TASK DETAILS>
Keep only those lines of the records that include the string "содействия".

DATASET ENTRIES>

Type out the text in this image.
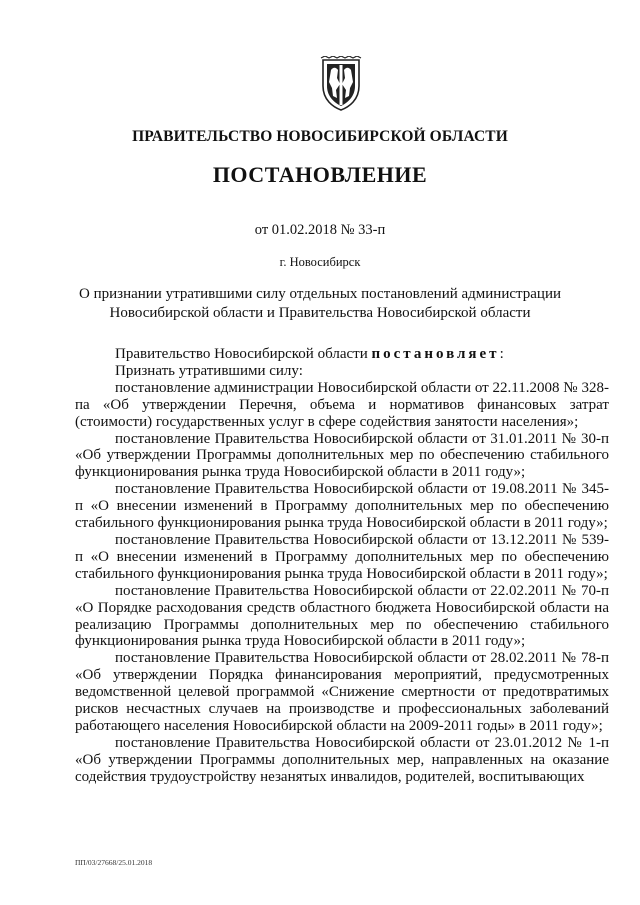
ПРАВИТЕЛЬСТВО НОВОСИБИРСКОЙ ОБЛАСТИ
ПОСТАНОВЛЕНИЕ
от 01.02.2018 № 33-п
г. Новосибирск
О признании утратившими силу отдельных постановлений администрации Новосибирской области и Правительства Новосибирской области

Правительство Новосибирской области постановляет:

Признать утратившими силу:

постановление администрации Новосибирской области от 22.11.2008 № 328-па «Об утверждении Перечня, объема и нормативов финансовых затрат (стоимости) государственных услуг в сфере содействия занятости населения»;

постановление Правительства Новосибирской области от 31.01.2011 № 30-п «Об утверждении Программы дополнительных мер по обеспечению стабильного функционирования рынка труда Новосибирской области в 2011 году»;

постановление Правительства Новосибирской области от 19.08.2011 № 345-п «О внесении изменений в Программу дополнительных мер по обеспечению стабильного функционирования рынка труда Новосибирской области в 2011 году»;

постановление Правительства Новосибирской области от 13.12.2011 № 539-п «О внесении изменений в Программу дополнительных мер по обеспечению стабильного функционирования рынка труда Новосибирской области в 2011 году»;

постановление Правительства Новосибирской области от 22.02.2011 № 70-п «О Порядке расходования средств областного бюджета Новосибирской области на реализацию Программы дополнительных мер по обеспечению стабильного функционирования рынка труда Новосибирской области в 2011 году»;

постановление Правительства Новосибирской области от 28.02.2011 № 78-п «Об утверждении Порядка финансирования мероприятий, предусмотренных ведомственной целевой программой «Снижение смертности от предотвратимых рисков несчастных случаев на производстве и профессиональных заболеваний работающего населения Новосибирской области на 2009-2011 годы» в 2011 году»;

постановление Правительства Новосибирской области от 23.01.2012 № 1-п «Об утверждении Программы дополнительных мер, направленных на оказание содействия трудоустройству незанятых инвалидов, родителей, воспитывающих

ПП/03/27668/25.01.2018
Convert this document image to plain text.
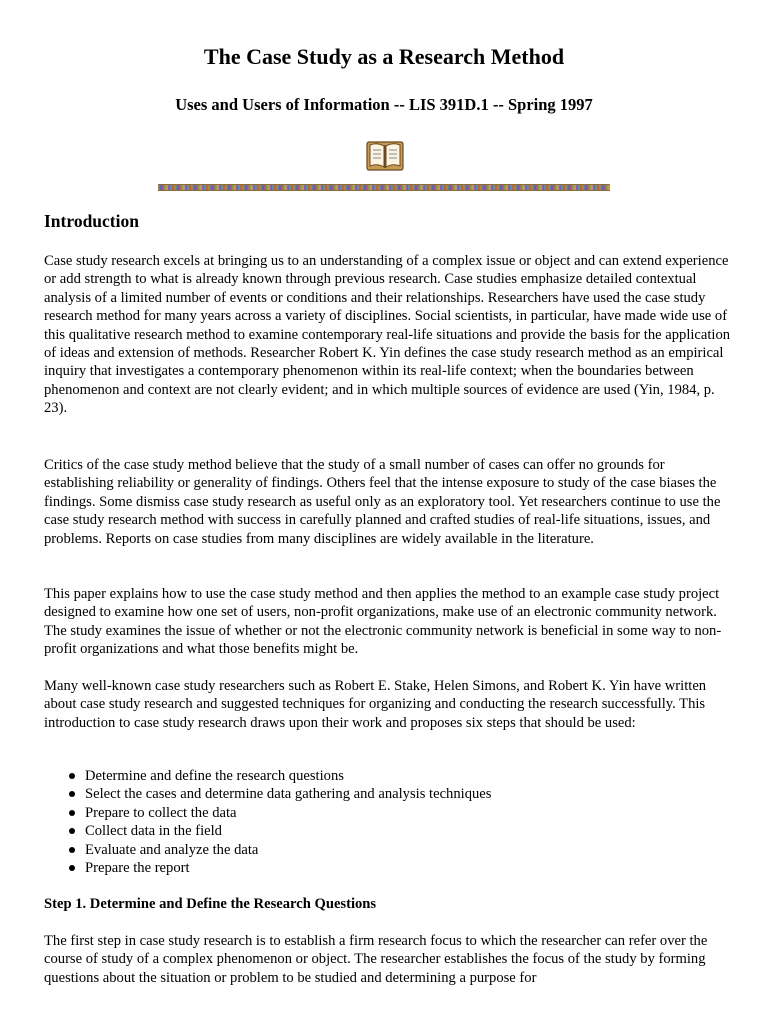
The Case Study as a Research Method
Uses and Users of Information -- LIS 391D.1 -- Spring 1997
Introduction

Case study research excels at bringing us to an understanding of a complex issue or object and can extend experience or add strength to what is already known through previous research. Case studies emphasize detailed contextual analysis of a limited number of events or conditions and their relationships. Researchers have used the case study research method for many years across a variety of disciplines. Social scientists, in particular, have made wide use of this qualitative research method to examine contemporary real-life situations and provide the basis for the application of ideas and extension of methods. Researcher Robert K. Yin defines the case study research method as an empirical inquiry that investigates a contemporary phenomenon within its real-life context; when the boundaries between phenomenon and context are not clearly evident; and in which multiple sources of evidence are used (Yin, 1984, p. 23).

Critics of the case study method believe that the study of a small number of cases can offer no grounds for establishing reliability or generality of findings. Others feel that the intense exposure to study of the case biases the findings. Some dismiss case study research as useful only as an exploratory tool. Yet researchers continue to use the case study research method with success in carefully planned and crafted studies of real-life situations, issues, and problems. Reports on case studies from many disciplines are widely available in the literature.

This paper explains how to use the case study method and then applies the method to an example case study project designed to examine how one set of users, non-profit organizations, make use of an electronic community network. The study examines the issue of whether or not the electronic community network is beneficial in some way to non-profit organizations and what those benefits might be.

Many well-known case study researchers such as Robert E. Stake, Helen Simons, and Robert K. Yin have written about case study research and suggested techniques for organizing and conducting the research successfully. This introduction to case study research draws upon their work and proposes six steps that should be used:

Determine and define the research questions
Select the cases and determine data gathering and analysis techniques
Prepare to collect the data
Collect data in the field
Evaluate and analyze the data
Prepare the report
Step 1. Determine and Define the Research Questions

The first step in case study research is to establish a firm research focus to which the researcher can refer over the course of study of a complex phenomenon or object. The researcher establishes the focus of the study by forming questions about the situation or problem to be studied and determining a purpose for
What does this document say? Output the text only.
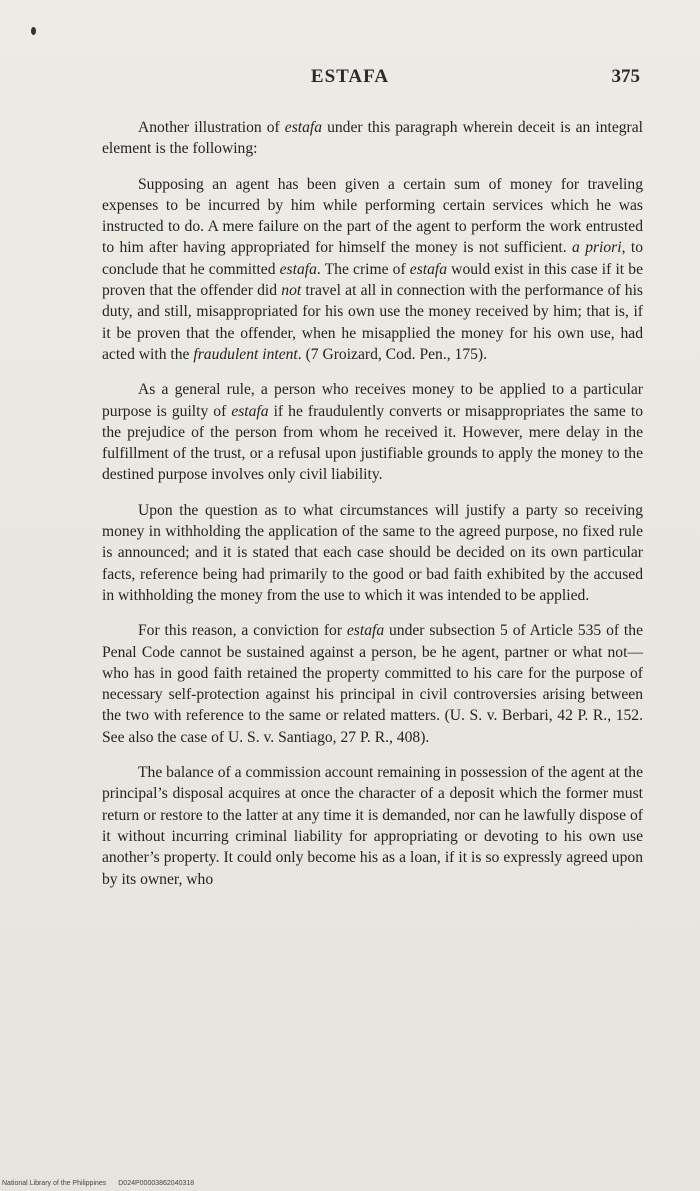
ESTAFA	375

Another illustration of estafa under this paragraph wherein deceit is an integral element is the following:

Supposing an agent has been given a certain sum of money for traveling expenses to be incurred by him while performing certain services which he was instructed to do. A mere failure on the part of the agent to perform the work entrusted to him after having appropriated for himself the money is not sufficient. a priori, to conclude that he committed estafa. The crime of estafa would exist in this case if it be proven that the offender did not travel at all in connection with the performance of his duty, and still, misappropriated for his own use the money received by him; that is, if it be proven that the offender, when he misapplied the money for his own use, had acted with the fraudulent intent. (7 Groizard, Cod. Pen., 175).

As a general rule, a person who receives money to be applied to a particular purpose is guilty of estafa if he fraudulently converts or misappropriates the same to the prejudice of the person from whom he received it. However, mere delay in the fulfillment of the trust, or a refusal upon justifiable grounds to apply the money to the destined purpose involves only civil liability.

Upon the question as to what circumstances will justify a party so receiving money in withholding the application of the same to the agreed purpose, no fixed rule is announced; and it is stated that each case should be decided on its own particular facts, reference being had primarily to the good or bad faith exhibited by the accused in withholding the money from the use to which it was intended to be applied.

For this reason, a conviction for estafa under subsection 5 of Article 535 of the Penal Code cannot be sustained against a person, be he agent, partner or what not—who has in good faith retained the property committed to his care for the purpose of necessary self-protection against his principal in civil controversies arising between the two with reference to the same or related matters. (U. S. v. Berbari, 42 P. R., 152. See also the case of U. S. v. Santiago, 27 P. R., 408).

The balance of a commission account remaining in possession of the agent at the principal’s disposal acquires at once the character of a deposit which the former must return or restore to the latter at any time it is demanded, nor can he lawfully dispose of it without incurring criminal liability for appropriating or devoting to his own use another’s property. It could only become his as a loan, if it is so expressly agreed upon by its owner, who

National Library of the Philippines D024P00003862040318
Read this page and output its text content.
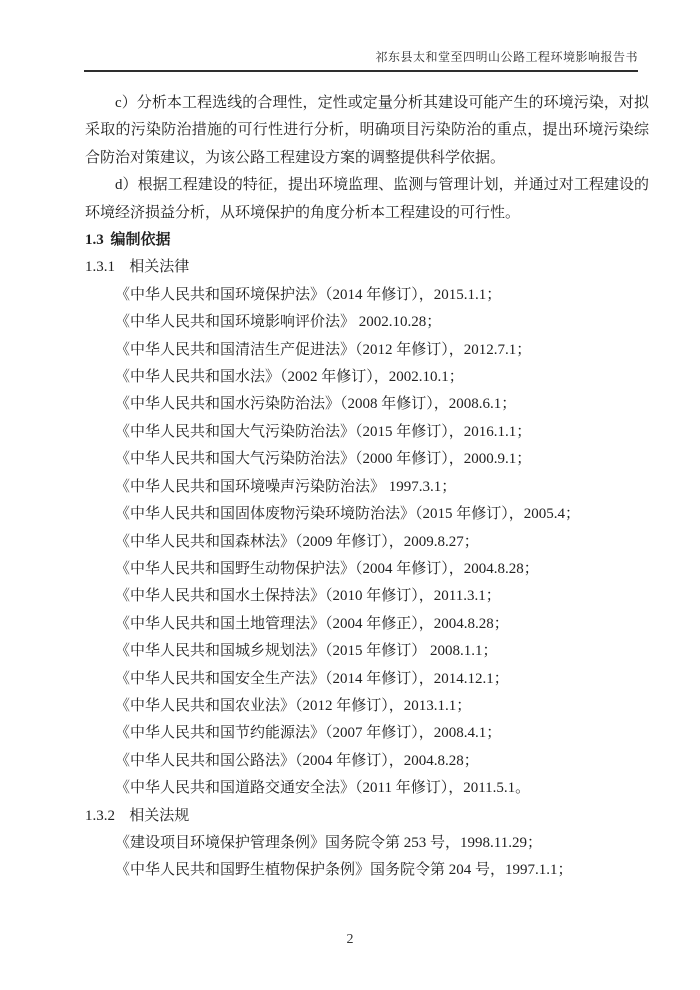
祁东县太和堂至四明山公路工程环境影响报告书

c）分析本工程选线的合理性，定性或定量分析其建设可能产生的环境污染，对拟采取的污染防治措施的可行性进行分析，明确项目污染防治的重点，提出环境污染综合防治对策建议，为该公路工程建设方案的调整提供科学依据。

d）根据工程建设的特征，提出环境监理、监测与管理计划，并通过对工程建设的环境经济损益分析，从环境保护的角度分析本工程建设的可行性。

1.3 编制依据
1.3.1 相关法律
《中华人民共和国环境保护法》（2014 年修订），2015.1.1；
《中华人民共和国环境影响评价法》 2002.10.28；
《中华人民共和国清洁生产促进法》（2012 年修订），2012.7.1；
《中华人民共和国水法》（2002 年修订），2002.10.1；
《中华人民共和国水污染防治法》（2008 年修订），2008.6.1；
《中华人民共和国大气污染防治法》（2015 年修订），2016.1.1；
《中华人民共和国大气污染防治法》（2000 年修订），2000.9.1；
《中华人民共和国环境噪声污染防治法》 1997.3.1；
《中华人民共和国固体废物污染环境防治法》（2015 年修订），2005.4；
《中华人民共和国森林法》（2009 年修订），2009.8.27；
《中华人民共和国野生动物保护法》（2004 年修订），2004.8.28；
《中华人民共和国水土保持法》（2010 年修订），2011.3.1；
《中华人民共和国土地管理法》（2004 年修正），2004.8.28；
《中华人民共和国城乡规划法》（2015 年修订） 2008.1.1；
《中华人民共和国安全生产法》（2014 年修订），2014.12.1；
《中华人民共和国农业法》（2012 年修订），2013.1.1；
《中华人民共和国节约能源法》（2007 年修订），2008.4.1；
《中华人民共和国公路法》（2004 年修订），2004.8.28；
《中华人民共和国道路交通安全法》（2011 年修订），2011.5.1。
1.3.2 相关法规
《建设项目环境保护管理条例》国务院令第 253 号，1998.11.29；
《中华人民共和国野生植物保护条例》国务院令第 204 号，1997.1.1；
2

FINAL RESULT>
постановление администрации Новосибирской области от 22.11.2008 № 328-па «Об утверждении Перечня, объема и нормативов финансовых затрат (стоимости) государственных услуг в сфере содействия занятости населения»;
постановление Правительства Новосибирской области от 23.01.2012 № 1-п «Об утверждении Программы дополнительных мер, направленных на оказание содействия трудоустройству незанятых инвалидов, родителей, воспитывающих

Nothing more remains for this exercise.